** BEGIN THE RECORDS **

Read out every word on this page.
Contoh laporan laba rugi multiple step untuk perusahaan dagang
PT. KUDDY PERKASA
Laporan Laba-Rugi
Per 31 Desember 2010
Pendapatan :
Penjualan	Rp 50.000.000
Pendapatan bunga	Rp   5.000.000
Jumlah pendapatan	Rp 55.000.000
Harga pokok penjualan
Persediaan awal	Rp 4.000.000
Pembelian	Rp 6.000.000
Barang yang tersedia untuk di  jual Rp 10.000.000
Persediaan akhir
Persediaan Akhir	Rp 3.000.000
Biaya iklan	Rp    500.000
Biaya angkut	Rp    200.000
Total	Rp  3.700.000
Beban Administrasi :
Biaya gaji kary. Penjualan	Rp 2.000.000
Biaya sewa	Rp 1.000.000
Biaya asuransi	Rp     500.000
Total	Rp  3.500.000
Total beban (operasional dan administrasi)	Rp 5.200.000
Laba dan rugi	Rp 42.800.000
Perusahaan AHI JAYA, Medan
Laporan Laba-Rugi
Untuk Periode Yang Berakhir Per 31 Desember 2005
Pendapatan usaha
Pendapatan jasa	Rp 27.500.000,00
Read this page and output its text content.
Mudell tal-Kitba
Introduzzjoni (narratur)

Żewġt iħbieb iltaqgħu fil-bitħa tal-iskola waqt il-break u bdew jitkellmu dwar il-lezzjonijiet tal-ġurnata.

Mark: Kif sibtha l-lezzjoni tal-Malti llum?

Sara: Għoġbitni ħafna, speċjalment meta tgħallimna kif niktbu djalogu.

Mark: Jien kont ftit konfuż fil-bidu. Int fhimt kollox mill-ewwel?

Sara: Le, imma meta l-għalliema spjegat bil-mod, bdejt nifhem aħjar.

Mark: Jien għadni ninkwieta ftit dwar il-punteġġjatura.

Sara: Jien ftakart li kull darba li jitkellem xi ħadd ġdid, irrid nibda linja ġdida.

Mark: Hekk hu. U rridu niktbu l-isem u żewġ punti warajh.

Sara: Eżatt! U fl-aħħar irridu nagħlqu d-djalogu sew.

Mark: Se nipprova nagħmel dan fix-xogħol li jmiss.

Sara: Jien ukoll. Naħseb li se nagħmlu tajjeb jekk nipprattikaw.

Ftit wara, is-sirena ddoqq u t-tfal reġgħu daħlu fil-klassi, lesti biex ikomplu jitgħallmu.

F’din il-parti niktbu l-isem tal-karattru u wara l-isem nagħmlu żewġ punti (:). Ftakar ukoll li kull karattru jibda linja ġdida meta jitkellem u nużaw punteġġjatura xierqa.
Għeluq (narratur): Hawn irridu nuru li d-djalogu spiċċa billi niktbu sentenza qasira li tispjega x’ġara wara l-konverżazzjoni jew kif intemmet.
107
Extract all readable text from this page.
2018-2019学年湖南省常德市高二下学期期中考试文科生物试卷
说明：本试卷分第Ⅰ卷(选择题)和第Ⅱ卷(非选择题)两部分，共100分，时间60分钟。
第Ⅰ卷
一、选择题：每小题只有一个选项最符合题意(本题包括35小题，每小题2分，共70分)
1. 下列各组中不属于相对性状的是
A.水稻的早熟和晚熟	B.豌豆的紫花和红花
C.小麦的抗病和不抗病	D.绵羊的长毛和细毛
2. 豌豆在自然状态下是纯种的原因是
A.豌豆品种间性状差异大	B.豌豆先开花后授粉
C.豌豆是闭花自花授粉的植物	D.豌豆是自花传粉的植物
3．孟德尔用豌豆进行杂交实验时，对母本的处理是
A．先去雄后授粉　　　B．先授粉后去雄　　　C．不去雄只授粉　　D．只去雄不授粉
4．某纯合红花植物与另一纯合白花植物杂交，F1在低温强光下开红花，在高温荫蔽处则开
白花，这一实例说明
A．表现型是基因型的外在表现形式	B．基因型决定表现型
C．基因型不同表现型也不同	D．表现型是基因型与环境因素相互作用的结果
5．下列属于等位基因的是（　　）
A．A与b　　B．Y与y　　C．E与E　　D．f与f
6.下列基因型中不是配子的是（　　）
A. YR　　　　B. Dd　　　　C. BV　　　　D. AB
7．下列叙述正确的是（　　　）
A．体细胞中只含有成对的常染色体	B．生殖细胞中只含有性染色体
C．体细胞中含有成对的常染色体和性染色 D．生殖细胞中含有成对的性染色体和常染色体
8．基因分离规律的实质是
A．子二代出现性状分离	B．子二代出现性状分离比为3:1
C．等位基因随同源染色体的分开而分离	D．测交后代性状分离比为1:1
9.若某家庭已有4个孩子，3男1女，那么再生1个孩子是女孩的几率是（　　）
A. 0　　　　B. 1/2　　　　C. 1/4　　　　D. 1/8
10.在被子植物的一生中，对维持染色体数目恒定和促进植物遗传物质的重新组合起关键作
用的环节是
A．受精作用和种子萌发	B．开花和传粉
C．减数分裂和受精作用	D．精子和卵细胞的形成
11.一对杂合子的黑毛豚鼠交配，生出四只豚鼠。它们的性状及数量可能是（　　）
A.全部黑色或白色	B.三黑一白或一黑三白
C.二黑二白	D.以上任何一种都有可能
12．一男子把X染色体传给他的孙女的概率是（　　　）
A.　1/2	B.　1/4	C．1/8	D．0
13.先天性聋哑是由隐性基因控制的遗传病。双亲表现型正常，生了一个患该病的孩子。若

** END THE RECORDS **

**AIM OF THE TASK:** Please restate the records in full, word for word.

**FINISHED TASK:**
Read out every word on this page.
Contoh laporan laba rugi multiple step untuk perusahaan dagang
PT. KUDDY PERKASA
Laporan Laba-Rugi
Per 31 Desember 2010
Pendapatan :
Penjualan	Rp 50.000.000
Pendapatan bunga	Rp   5.000.000
Jumlah pendapatan	Rp 55.000.000
Harga pokok penjualan
Persediaan awal	Rp 4.000.000
Pembelian	Rp 6.000.000
Barang yang tersedia untuk di  jual Rp 10.000.000
Persediaan akhir
Persediaan Akhir	Rp 3.000.000
Biaya iklan	Rp    500.000
Biaya angkut	Rp    200.000
Total	Rp  3.700.000
Beban Administrasi :
Biaya gaji kary. Penjualan	Rp 2.000.000
Biaya sewa	Rp 1.000.000
Biaya asuransi	Rp     500.000
Total	Rp  3.500.000
Total beban (operasional dan administrasi)	Rp 5.200.000
Laba dan rugi	Rp 42.800.000
Perusahaan AHI JAYA, Medan
Laporan Laba-Rugi
Untuk Periode Yang Berakhir Per 31 Desember 2005
Pendapatan usaha
Pendapatan jasa	Rp 27.500.000,00
Read this page and output its text content.
Mudell tal-Kitba
Introduzzjoni (narratur)

Żewġt iħbieb iltaqgħu fil-bitħa tal-iskola waqt il-break u bdew jitkellmu dwar il-lezzjonijiet tal-ġurnata.

Mark: Kif sibtha l-lezzjoni tal-Malti llum?

Sara: Għoġbitni ħafna, speċjalment meta tgħallimna kif niktbu djalogu.

Mark: Jien kont ftit konfuż fil-bidu. Int fhimt kollox mill-ewwel?

Sara: Le, imma meta l-għalliema spjegat bil-mod, bdejt nifhem aħjar.

Mark: Jien għadni ninkwieta ftit dwar il-punteġġjatura.

Sara: Jien ftakart li kull darba li jitkellem xi ħadd ġdid, irrid nibda linja ġdida.

Mark: Hekk hu. U rridu niktbu l-isem u żewġ punti warajh.

Sara: Eżatt! U fl-aħħar irridu nagħlqu d-djalogu sew.

Mark: Se nipprova nagħmel dan fix-xogħol li jmiss.

Sara: Jien ukoll. Naħseb li se nagħmlu tajjeb jekk nipprattikaw.

Ftit wara, is-sirena ddoqq u t-tfal reġgħu daħlu fil-klassi, lesti biex ikomplu jitgħallmu.

F’din il-parti niktbu l-isem tal-karattru u wara l-isem nagħmlu żewġ punti (:). Ftakar ukoll li kull karattru jibda linja ġdida meta jitkellem u nużaw punteġġjatura xierqa.
Għeluq (narratur): Hawn irridu nuru li d-djalogu spiċċa billi niktbu sentenza qasira li tispjega x’ġara wara l-konverżazzjoni jew kif intemmet.
107
Extract all readable text from this page.
2018-2019学年湖南省常德市高二下学期期中考试文科生物试卷
说明：本试卷分第Ⅰ卷(选择题)和第Ⅱ卷(非选择题)两部分，共100分，时间60分钟。
第Ⅰ卷
一、选择题：每小题只有一个选项最符合题意(本题包括35小题，每小题2分，共70分)
1. 下列各组中不属于相对性状的是
A.水稻的早熟和晚熟	B.豌豆的紫花和红花
C.小麦的抗病和不抗病	D.绵羊的长毛和细毛
2. 豌豆在自然状态下是纯种的原因是
A.豌豆品种间性状差异大	B.豌豆先开花后授粉
C.豌豆是闭花自花授粉的植物	D.豌豆是自花传粉的植物
3．孟德尔用豌豆进行杂交实验时，对母本的处理是
A．先去雄后授粉　　　B．先授粉后去雄　　　C．不去雄只授粉　　D．只去雄不授粉
4．某纯合红花植物与另一纯合白花植物杂交，F1在低温强光下开红花，在高温荫蔽处则开
白花，这一实例说明
A．表现型是基因型的外在表现形式	B．基因型决定表现型
C．基因型不同表现型也不同	D．表现型是基因型与环境因素相互作用的结果
5．下列属于等位基因的是（　　）
A．A与b　　B．Y与y　　C．E与E　　D．f与f
6.下列基因型中不是配子的是（　　）
A. YR　　　　B. Dd　　　　C. BV　　　　D. AB
7．下列叙述正确的是（　　　）
A．体细胞中只含有成对的常染色体	B．生殖细胞中只含有性染色体
C．体细胞中含有成对的常染色体和性染色 D．生殖细胞中含有成对的性染色体和常染色体
8．基因分离规律的实质是
A．子二代出现性状分离	B．子二代出现性状分离比为3:1
C．等位基因随同源染色体的分开而分离	D．测交后代性状分离比为1:1
9.若某家庭已有4个孩子，3男1女，那么再生1个孩子是女孩的几率是（　　）
A. 0　　　　B. 1/2　　　　C. 1/4　　　　D. 1/8
10.在被子植物的一生中，对维持染色体数目恒定和促进植物遗传物质的重新组合起关键作
用的环节是
A．受精作用和种子萌发	B．开花和传粉
C．减数分裂和受精作用	D．精子和卵细胞的形成
11.一对杂合子的黑毛豚鼠交配，生出四只豚鼠。它们的性状及数量可能是（　　）
A.全部黑色或白色	B.三黑一白或一黑三白
C.二黑二白	D.以上任何一种都有可能
12．一男子把X染色体传给他的孙女的概率是（　　　）
A.　1/2	B.　1/4	C．1/8	D．0
13.先天性聋哑是由隐性基因控制的遗传病。双亲表现型正常，生了一个患该病的孩子。若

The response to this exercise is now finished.